# Given records start

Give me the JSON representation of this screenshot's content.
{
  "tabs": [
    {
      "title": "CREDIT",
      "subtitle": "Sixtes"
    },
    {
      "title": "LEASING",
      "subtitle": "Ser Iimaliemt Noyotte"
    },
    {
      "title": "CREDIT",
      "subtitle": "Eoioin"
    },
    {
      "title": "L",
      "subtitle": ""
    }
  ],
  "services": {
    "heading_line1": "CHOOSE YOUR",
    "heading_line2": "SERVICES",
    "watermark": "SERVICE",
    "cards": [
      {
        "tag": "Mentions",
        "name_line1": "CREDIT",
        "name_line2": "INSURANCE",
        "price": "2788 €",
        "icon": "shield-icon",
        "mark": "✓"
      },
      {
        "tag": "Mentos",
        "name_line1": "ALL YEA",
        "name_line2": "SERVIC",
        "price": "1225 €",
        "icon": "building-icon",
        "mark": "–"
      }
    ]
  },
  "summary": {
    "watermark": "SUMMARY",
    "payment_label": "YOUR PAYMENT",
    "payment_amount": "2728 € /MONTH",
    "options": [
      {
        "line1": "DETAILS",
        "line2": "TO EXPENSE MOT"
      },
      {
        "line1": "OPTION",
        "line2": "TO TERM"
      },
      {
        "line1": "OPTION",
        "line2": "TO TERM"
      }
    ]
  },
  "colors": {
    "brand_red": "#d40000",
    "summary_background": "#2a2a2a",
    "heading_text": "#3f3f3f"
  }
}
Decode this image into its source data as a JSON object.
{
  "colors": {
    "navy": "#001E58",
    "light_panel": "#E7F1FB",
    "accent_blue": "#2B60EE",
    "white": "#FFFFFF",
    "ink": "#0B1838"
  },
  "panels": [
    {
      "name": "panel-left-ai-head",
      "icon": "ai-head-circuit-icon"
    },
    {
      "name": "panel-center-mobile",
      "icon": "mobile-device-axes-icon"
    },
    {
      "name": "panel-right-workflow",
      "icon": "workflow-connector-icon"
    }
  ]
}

# Given records end

● What is needed: From the listing above, collect each line in which the string "mobile" appears.

● In response:
      "name": "panel-center-mobile",
      "icon": "mobile-device-axes-icon"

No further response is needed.